* START RECORDS FOR THIS EXERCISE *

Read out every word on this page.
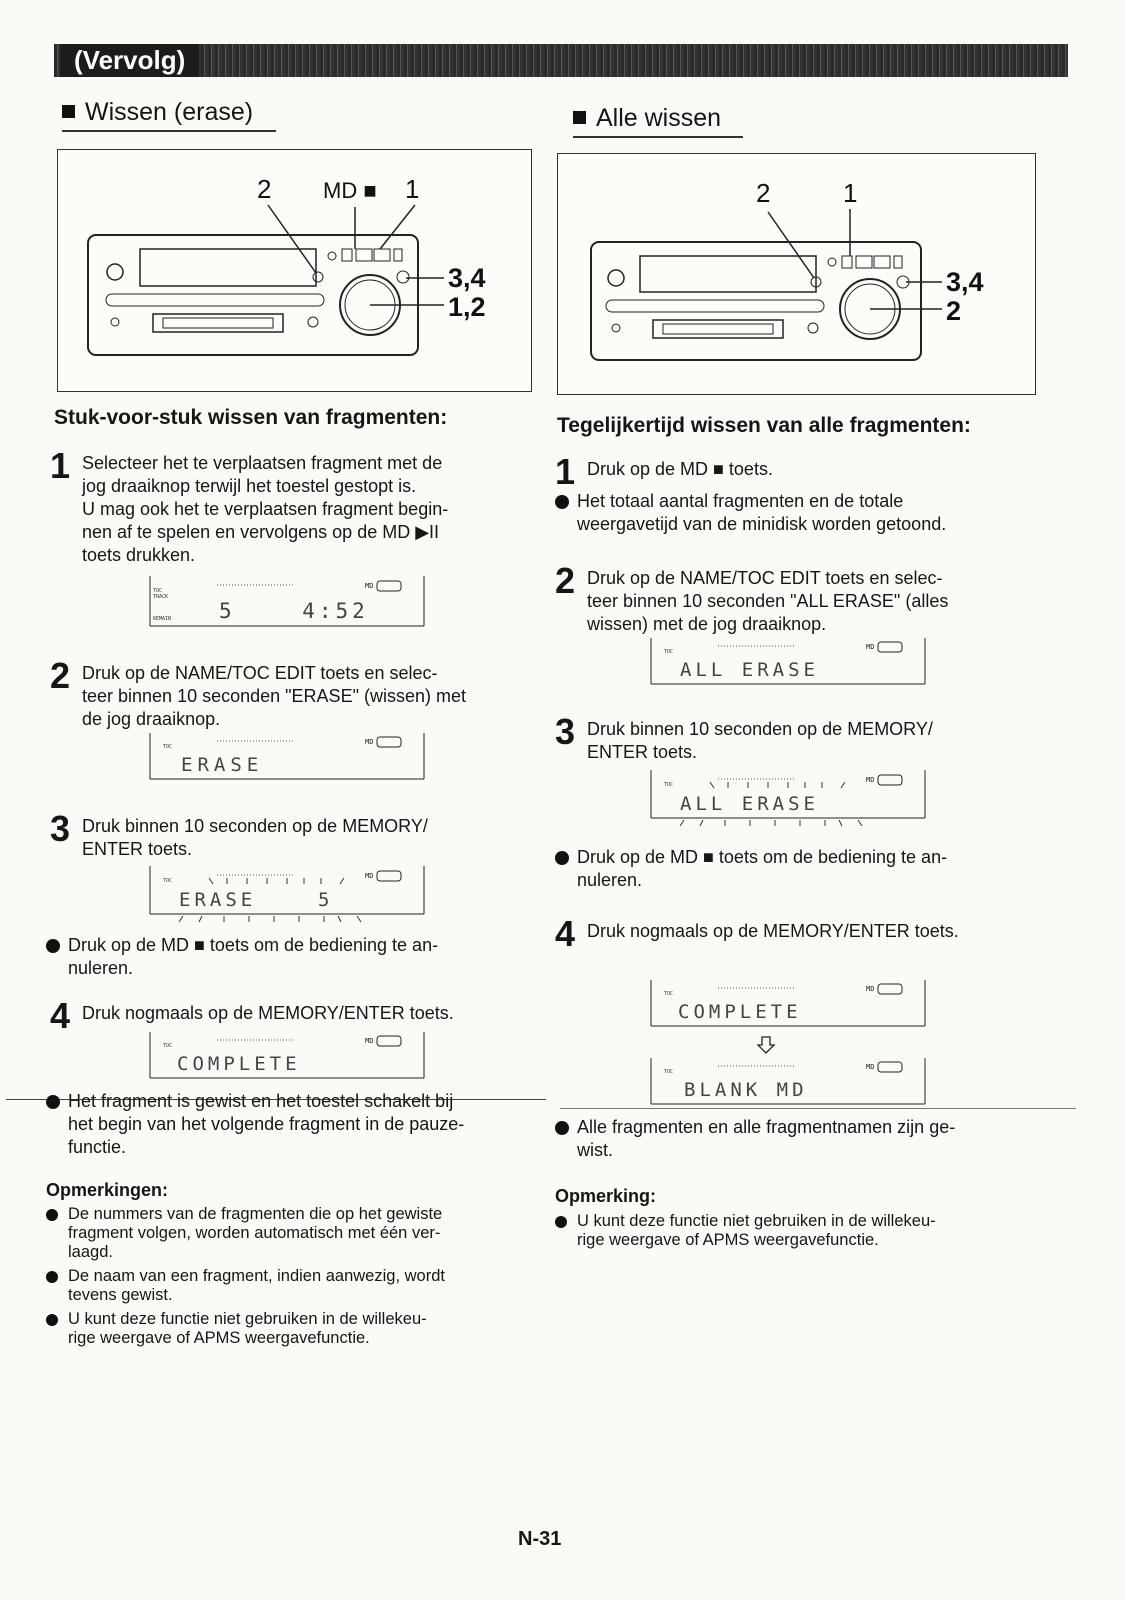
(Vervolg)
Wissen (erase)	Alle wissen
2 MD ■ 1
3,4
1,2
2	1
3,4
2
Stuk-voor-stuk wissen van fragmenten:	Tegelijkertijd wissen van alle fragmenten:
1 Selecteer het te verplaatsen fragment met de
jog draaiknop terwijl het toestel gestopt is.
U mag ook het te verplaatsen fragment begin-
nen af te spelen en vervolgens op de MD ▶II
toets drukken.
TOC
TRACK
REMAIN
MD
5    4:52
2 Druk op de NAME/TOC EDIT toets en selec-
teer binnen 10 seconden "ERASE" (wissen) met
de jog draaiknop.
TOC
MD
ERASE
3 Druk binnen 10 seconden op de MEMORY/
ENTER toets.
TOC
MD
ERASE    5
Druk op de MD ■ toets om de bediening te an-
nuleren.
4 Druk nogmaals op de MEMORY/ENTER toets.
TOC
MD
COMPLETE
Het fragment is gewist en het toestel schakelt bij
het begin van het volgende fragment in de pauze-
functie.
Opmerkingen:
De nummers van de fragmenten die op het gewiste
fragment volgen, worden automatisch met één ver-
laagd.
De naam van een fragment, indien aanwezig, wordt
tevens gewist.
U kunt deze functie niet gebruiken in de willekeu-
rige weergave of APMS weergavefunctie.
1 Druk op de MD ■ toets.
Het totaal aantal fragmenten en de totale
weergavetijd van de minidisk worden getoond.
2 Druk op de NAME/TOC EDIT toets en selec-
teer binnen 10 seconden "ALL ERASE" (alles
wissen) met de jog draaiknop.
TOC
MD
ALL ERASE
3 Druk binnen 10 seconden op de MEMORY/
ENTER toets.
TOC
MD
ALL ERASE
Druk op de MD ■ toets om de bediening te an-
nuleren.
4 Druk nogmaals op de MEMORY/ENTER toets.
TOC
MD
COMPLETE
TOC
MD
BLANK MD
Alle fragmenten en alle fragmentnamen zijn ge-
wist.
Opmerking:
U kunt deze functie niet gebruiken in de willekeu-
rige weergave of APMS weergavefunctie.
N-31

* END RECORDS FOR THIS EXERCISE *

INSTRUCTIONS FOR THE TASK:
Transcribe the records word for word and include no pictures.

TASK ANSWER:
Read out every word on this page.
(Vervolg)
Wissen (erase)	Alle wissen
2 MD ■ 1
3,4
1,2
2	1
3,4
2
Stuk-voor-stuk wissen van fragmenten:	Tegelijkertijd wissen van alle fragmenten:
1 Selecteer het te verplaatsen fragment met de
jog draaiknop terwijl het toestel gestopt is.
U mag ook het te verplaatsen fragment begin-
nen af te spelen en vervolgens op de MD ▶II
toets drukken.
TOC
TRACK
REMAIN
MD
5    4:52
2 Druk op de NAME/TOC EDIT toets en selec-
teer binnen 10 seconden "ERASE" (wissen) met
de jog draaiknop.
TOC
MD
ERASE
3 Druk binnen 10 seconden op de MEMORY/
ENTER toets.
TOC
MD
ERASE    5
Druk op de MD ■ toets om de bediening te an-
nuleren.
4 Druk nogmaals op de MEMORY/ENTER toets.
TOC
MD
COMPLETE
Het fragment is gewist en het toestel schakelt bij
het begin van het volgende fragment in de pauze-
functie.
Opmerkingen:
De nummers van de fragmenten die op het gewiste
fragment volgen, worden automatisch met één ver-
laagd.
De naam van een fragment, indien aanwezig, wordt
tevens gewist.
U kunt deze functie niet gebruiken in de willekeu-
rige weergave of APMS weergavefunctie.
1 Druk op de MD ■ toets.
Het totaal aantal fragmenten en de totale
weergavetijd van de minidisk worden getoond.
2 Druk op de NAME/TOC EDIT toets en selec-
teer binnen 10 seconden "ALL ERASE" (alles
wissen) met de jog draaiknop.
TOC
MD
ALL ERASE
3 Druk binnen 10 seconden op de MEMORY/
ENTER toets.
TOC
MD
ALL ERASE
Druk op de MD ■ toets om de bediening te an-
nuleren.
4 Druk nogmaals op de MEMORY/ENTER toets.
TOC
MD
COMPLETE
TOC
MD
BLANK MD
Alle fragmenten en alle fragmentnamen zijn ge-
wist.
Opmerking:
U kunt deze functie niet gebruiken in de willekeu-
rige weergave of APMS weergavefunctie.
N-31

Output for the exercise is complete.